## BEGIN RECORDS FOR THIS TASK
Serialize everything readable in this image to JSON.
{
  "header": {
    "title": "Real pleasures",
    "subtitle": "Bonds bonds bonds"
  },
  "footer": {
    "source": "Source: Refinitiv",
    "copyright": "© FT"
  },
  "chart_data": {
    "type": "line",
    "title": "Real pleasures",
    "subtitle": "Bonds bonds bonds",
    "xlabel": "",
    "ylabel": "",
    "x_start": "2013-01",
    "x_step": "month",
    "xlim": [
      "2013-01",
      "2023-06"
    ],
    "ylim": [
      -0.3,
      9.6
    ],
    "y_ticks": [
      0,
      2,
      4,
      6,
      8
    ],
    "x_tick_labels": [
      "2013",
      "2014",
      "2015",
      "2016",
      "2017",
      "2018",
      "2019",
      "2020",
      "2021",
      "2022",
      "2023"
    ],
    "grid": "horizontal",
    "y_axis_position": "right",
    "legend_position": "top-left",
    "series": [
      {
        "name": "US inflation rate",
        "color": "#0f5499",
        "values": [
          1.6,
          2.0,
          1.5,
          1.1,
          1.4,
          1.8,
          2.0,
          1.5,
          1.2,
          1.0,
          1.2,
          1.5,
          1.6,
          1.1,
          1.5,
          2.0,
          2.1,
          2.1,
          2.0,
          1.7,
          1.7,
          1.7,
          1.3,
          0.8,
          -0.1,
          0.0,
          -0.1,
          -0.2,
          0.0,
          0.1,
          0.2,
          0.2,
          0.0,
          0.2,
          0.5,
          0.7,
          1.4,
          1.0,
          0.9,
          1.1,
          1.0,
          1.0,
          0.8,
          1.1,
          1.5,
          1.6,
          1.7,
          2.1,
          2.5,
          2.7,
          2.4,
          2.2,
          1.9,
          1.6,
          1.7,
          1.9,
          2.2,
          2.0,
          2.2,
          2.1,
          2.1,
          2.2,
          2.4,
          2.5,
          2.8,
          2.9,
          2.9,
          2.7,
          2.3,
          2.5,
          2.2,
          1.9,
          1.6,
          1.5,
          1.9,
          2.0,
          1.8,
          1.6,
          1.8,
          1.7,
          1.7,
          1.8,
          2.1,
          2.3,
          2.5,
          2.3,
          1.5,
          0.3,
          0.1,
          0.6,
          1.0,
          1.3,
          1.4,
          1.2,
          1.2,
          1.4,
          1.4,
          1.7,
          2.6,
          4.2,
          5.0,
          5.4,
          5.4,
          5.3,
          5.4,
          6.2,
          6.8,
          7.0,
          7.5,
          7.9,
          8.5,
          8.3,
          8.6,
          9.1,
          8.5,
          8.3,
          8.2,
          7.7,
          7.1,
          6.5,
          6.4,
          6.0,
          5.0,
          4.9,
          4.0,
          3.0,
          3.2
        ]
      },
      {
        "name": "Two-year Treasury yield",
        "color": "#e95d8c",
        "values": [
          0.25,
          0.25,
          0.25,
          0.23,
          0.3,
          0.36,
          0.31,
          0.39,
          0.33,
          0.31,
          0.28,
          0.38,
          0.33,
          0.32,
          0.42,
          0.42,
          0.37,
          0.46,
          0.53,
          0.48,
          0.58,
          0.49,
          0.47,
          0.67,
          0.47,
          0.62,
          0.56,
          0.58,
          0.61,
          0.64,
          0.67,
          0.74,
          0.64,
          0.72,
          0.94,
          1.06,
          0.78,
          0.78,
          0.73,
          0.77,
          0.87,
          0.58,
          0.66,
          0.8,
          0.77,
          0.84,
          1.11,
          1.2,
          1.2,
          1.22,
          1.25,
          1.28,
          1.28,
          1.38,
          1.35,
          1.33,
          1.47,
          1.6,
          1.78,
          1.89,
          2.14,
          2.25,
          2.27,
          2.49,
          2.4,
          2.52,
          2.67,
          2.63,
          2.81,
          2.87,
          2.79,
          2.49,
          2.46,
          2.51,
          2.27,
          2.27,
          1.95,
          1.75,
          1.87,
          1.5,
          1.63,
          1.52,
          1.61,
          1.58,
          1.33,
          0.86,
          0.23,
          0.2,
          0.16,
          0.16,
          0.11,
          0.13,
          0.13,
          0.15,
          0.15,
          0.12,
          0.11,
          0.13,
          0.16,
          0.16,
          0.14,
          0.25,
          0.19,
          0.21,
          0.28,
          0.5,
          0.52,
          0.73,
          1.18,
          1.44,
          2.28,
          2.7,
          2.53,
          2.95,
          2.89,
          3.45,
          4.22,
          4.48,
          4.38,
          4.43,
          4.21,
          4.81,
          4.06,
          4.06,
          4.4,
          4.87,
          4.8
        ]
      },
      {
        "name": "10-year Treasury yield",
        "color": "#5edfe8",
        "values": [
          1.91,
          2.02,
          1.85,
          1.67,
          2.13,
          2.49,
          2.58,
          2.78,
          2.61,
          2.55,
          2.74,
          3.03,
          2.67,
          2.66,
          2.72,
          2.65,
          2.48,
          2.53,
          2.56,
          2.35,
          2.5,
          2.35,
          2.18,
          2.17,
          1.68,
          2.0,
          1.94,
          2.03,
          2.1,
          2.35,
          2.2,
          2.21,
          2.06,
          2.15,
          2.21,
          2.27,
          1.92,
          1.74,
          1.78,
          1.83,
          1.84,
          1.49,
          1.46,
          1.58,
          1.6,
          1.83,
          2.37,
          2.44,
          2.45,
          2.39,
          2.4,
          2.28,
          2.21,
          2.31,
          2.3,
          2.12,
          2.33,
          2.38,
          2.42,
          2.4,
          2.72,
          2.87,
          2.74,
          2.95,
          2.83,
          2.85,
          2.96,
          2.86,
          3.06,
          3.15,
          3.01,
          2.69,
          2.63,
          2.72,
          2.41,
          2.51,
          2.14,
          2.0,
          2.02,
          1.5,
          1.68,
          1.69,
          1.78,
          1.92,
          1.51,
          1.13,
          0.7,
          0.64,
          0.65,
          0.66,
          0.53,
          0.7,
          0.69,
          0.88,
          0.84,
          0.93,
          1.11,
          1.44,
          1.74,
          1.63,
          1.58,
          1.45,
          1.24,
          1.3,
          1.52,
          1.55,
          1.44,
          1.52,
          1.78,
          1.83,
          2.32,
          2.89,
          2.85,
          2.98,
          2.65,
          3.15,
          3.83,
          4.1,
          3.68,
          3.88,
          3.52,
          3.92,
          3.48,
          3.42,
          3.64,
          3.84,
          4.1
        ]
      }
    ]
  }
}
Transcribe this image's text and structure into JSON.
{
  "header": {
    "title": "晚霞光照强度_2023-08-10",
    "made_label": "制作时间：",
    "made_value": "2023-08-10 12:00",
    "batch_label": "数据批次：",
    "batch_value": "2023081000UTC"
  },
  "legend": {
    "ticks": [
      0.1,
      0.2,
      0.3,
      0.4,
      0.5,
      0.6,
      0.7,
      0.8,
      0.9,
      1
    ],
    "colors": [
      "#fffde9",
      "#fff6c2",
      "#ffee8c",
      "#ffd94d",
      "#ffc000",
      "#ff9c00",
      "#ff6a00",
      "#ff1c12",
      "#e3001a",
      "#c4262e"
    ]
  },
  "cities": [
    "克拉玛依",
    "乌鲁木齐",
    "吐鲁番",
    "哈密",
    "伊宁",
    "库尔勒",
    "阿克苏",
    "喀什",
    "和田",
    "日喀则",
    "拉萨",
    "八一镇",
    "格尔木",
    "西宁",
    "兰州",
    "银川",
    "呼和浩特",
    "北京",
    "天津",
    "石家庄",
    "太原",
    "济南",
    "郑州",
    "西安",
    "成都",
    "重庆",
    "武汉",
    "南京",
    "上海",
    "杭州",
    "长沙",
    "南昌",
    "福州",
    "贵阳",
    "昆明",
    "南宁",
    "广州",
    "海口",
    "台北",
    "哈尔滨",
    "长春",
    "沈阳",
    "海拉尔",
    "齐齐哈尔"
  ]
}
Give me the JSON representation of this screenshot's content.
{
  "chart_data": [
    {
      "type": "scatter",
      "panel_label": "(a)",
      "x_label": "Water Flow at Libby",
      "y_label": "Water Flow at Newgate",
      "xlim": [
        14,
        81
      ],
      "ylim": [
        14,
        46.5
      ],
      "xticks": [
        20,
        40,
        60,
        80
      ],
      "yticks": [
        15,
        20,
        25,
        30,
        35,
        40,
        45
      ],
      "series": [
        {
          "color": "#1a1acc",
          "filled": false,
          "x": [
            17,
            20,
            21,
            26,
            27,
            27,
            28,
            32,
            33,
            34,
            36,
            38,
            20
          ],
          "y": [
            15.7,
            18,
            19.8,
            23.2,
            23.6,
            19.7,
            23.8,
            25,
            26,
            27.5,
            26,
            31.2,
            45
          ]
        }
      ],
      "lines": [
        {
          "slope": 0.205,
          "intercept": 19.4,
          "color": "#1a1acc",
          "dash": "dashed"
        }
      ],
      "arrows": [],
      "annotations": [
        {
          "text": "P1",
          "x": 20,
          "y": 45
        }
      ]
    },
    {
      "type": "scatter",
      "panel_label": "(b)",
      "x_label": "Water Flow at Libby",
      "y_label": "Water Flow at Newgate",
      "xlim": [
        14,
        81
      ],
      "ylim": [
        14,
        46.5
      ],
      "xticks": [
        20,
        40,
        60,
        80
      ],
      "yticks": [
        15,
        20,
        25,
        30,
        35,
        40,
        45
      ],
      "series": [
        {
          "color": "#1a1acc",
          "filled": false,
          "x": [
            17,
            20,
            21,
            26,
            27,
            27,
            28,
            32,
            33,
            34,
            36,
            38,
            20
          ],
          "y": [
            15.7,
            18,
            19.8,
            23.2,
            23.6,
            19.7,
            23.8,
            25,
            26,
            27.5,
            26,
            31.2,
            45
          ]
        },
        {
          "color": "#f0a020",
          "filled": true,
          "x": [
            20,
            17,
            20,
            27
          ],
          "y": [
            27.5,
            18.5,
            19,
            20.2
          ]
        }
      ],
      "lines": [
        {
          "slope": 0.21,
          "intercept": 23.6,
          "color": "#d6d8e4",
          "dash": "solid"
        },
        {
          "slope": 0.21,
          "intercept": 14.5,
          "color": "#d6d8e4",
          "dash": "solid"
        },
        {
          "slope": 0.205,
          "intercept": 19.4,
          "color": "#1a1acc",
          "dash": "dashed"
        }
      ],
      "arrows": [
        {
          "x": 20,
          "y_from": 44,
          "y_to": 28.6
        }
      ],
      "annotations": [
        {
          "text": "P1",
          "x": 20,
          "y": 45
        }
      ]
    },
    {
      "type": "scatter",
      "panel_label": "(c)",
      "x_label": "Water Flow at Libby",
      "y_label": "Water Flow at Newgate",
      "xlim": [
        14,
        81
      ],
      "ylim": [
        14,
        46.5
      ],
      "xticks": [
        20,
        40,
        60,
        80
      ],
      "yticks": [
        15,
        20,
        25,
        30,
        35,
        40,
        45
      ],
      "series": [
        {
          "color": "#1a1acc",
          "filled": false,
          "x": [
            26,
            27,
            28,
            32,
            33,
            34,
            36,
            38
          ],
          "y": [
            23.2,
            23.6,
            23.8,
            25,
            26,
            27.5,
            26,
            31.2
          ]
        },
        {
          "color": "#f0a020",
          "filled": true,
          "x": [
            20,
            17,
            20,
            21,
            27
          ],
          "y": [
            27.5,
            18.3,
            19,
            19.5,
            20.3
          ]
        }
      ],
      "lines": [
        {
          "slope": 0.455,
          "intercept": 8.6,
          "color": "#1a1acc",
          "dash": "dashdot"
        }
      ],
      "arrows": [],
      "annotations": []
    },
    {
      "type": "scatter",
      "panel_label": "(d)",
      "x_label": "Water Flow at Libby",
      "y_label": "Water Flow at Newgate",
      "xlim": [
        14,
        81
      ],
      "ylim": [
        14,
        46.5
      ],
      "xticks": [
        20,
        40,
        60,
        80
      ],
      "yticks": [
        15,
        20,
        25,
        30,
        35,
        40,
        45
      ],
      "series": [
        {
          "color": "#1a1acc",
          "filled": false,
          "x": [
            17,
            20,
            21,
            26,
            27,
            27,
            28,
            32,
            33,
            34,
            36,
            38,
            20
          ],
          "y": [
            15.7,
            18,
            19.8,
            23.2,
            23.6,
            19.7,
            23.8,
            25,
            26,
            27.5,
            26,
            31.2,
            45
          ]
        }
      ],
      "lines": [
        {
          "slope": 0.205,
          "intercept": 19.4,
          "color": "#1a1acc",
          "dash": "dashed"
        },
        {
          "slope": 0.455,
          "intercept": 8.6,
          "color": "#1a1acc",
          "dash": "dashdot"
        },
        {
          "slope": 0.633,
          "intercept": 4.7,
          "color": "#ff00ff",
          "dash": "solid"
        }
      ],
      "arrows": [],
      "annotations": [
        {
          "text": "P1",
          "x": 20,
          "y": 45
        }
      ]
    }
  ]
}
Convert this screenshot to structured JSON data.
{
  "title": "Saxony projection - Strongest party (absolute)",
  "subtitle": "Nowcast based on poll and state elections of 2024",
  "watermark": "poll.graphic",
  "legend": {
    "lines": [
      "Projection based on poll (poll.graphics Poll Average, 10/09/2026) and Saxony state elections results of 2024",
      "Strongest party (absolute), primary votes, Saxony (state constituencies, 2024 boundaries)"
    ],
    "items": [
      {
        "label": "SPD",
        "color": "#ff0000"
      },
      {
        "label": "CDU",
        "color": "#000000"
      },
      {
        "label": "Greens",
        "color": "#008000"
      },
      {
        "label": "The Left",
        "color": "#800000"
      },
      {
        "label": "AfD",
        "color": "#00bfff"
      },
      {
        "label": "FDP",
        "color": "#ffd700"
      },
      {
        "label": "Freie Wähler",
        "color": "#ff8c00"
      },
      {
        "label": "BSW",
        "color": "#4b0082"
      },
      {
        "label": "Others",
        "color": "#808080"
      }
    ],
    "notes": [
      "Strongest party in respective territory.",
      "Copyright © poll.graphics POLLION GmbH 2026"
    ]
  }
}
## END RECORDS FOR THIS TASK
DIRECTION – Make an exact copy of every line from the one with "Convert this screenshot" to the end of the data, with the first and last of those lines included.

OUTPUT –
Convert this screenshot to structured JSON data.
{
  "title": "Saxony projection - Strongest party (absolute)",
  "subtitle": "Nowcast based on poll and state elections of 2024",
  "watermark": "poll.graphic",
  "legend": {
    "lines": [
      "Projection based on poll (poll.graphics Poll Average, 10/09/2026) and Saxony state elections results of 2024",
      "Strongest party (absolute), primary votes, Saxony (state constituencies, 2024 boundaries)"
    ],
    "items": [
      {
        "label": "SPD",
        "color": "#ff0000"
      },
      {
        "label": "CDU",
        "color": "#000000"
      },
      {
        "label": "Greens",
        "color": "#008000"
      },
      {
        "label": "The Left",
        "color": "#800000"
      },
      {
        "label": "AfD",
        "color": "#00bfff"
      },
      {
        "label": "FDP",
        "color": "#ffd700"
      },
      {
        "label": "Freie Wähler",
        "color": "#ff8c00"
      },
      {
        "label": "BSW",
        "color": "#4b0082"
      },
      {
        "label": "Others",
        "color": "#808080"
      }
    ],
    "notes": [
      "Strongest party in respective territory.",
      "Copyright © poll.graphics POLLION GmbH 2026"
    ]
  }
}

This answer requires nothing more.